(begin)

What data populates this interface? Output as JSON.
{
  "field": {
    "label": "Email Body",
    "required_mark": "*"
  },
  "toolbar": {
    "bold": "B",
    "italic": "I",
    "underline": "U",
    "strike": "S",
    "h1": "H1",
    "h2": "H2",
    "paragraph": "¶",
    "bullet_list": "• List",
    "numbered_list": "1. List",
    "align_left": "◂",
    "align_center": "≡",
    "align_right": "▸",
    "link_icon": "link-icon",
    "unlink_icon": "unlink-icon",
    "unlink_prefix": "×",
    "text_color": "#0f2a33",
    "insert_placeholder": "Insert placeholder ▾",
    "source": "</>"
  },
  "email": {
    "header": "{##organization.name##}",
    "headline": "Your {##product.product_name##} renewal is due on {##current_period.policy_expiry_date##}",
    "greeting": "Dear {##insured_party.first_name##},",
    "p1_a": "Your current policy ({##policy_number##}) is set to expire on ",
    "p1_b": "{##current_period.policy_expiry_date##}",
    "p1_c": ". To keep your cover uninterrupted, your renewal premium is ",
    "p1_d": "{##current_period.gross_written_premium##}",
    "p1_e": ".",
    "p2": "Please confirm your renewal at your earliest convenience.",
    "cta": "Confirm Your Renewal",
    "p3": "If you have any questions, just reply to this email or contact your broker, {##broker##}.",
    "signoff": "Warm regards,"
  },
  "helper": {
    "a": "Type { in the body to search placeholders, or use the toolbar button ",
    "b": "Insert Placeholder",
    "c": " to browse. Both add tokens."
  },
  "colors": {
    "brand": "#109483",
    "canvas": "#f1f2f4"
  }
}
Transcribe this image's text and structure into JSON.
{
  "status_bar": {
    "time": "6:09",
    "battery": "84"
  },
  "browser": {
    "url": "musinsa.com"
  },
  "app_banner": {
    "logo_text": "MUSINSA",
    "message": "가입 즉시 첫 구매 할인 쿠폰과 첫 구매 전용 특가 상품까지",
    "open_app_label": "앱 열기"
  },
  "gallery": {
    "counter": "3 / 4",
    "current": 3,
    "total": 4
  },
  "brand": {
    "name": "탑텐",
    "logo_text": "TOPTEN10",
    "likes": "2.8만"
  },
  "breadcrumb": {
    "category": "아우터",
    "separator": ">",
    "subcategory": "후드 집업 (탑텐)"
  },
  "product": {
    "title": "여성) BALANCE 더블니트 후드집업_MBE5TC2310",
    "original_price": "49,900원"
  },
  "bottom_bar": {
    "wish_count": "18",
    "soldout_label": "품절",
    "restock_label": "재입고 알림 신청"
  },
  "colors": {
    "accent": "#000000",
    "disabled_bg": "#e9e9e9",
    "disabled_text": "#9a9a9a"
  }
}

(end)

§ **What the task requires**
Transcribe all of the lines in the records precisely.

§ **Solution to this exercise**
What data populates this interface? Output as JSON.
{
  "field": {
    "label": "Email Body",
    "required_mark": "*"
  },
  "toolbar": {
    "bold": "B",
    "italic": "I",
    "underline": "U",
    "strike": "S",
    "h1": "H1",
    "h2": "H2",
    "paragraph": "¶",
    "bullet_list": "• List",
    "numbered_list": "1. List",
    "align_left": "◂",
    "align_center": "≡",
    "align_right": "▸",
    "link_icon": "link-icon",
    "unlink_icon": "unlink-icon",
    "unlink_prefix": "×",
    "text_color": "#0f2a33",
    "insert_placeholder": "Insert placeholder ▾",
    "source": "</>"
  },
  "email": {
    "header": "{##organization.name##}",
    "headline": "Your {##product.product_name##} renewal is due on {##current_period.policy_expiry_date##}",
    "greeting": "Dear {##insured_party.first_name##},",
    "p1_a": "Your current policy ({##policy_number##}) is set to expire on ",
    "p1_b": "{##current_period.policy_expiry_date##}",
    "p1_c": ". To keep your cover uninterrupted, your renewal premium is ",
    "p1_d": "{##current_period.gross_written_premium##}",
    "p1_e": ".",
    "p2": "Please confirm your renewal at your earliest convenience.",
    "cta": "Confirm Your Renewal",
    "p3": "If you have any questions, just reply to this email or contact your broker, {##broker##}.",
    "signoff": "Warm regards,"
  },
  "helper": {
    "a": "Type { in the body to search placeholders, or use the toolbar button ",
    "b": "Insert Placeholder",
    "c": " to browse. Both add tokens."
  },
  "colors": {
    "brand": "#109483",
    "canvas": "#f1f2f4"
  }
}
Transcribe this image's text and structure into JSON.
{
  "status_bar": {
    "time": "6:09",
    "battery": "84"
  },
  "browser": {
    "url": "musinsa.com"
  },
  "app_banner": {
    "logo_text": "MUSINSA",
    "message": "가입 즉시 첫 구매 할인 쿠폰과 첫 구매 전용 특가 상품까지",
    "open_app_label": "앱 열기"
  },
  "gallery": {
    "counter": "3 / 4",
    "current": 3,
    "total": 4
  },
  "brand": {
    "name": "탑텐",
    "logo_text": "TOPTEN10",
    "likes": "2.8만"
  },
  "breadcrumb": {
    "category": "아우터",
    "separator": ">",
    "subcategory": "후드 집업 (탑텐)"
  },
  "product": {
    "title": "여성) BALANCE 더블니트 후드집업_MBE5TC2310",
    "original_price": "49,900원"
  },
  "bottom_bar": {
    "wish_count": "18",
    "soldout_label": "품절",
    "restock_label": "재입고 알림 신청"
  },
  "colors": {
    "accent": "#000000",
    "disabled_bg": "#e9e9e9",
    "disabled_text": "#9a9a9a"
  }
}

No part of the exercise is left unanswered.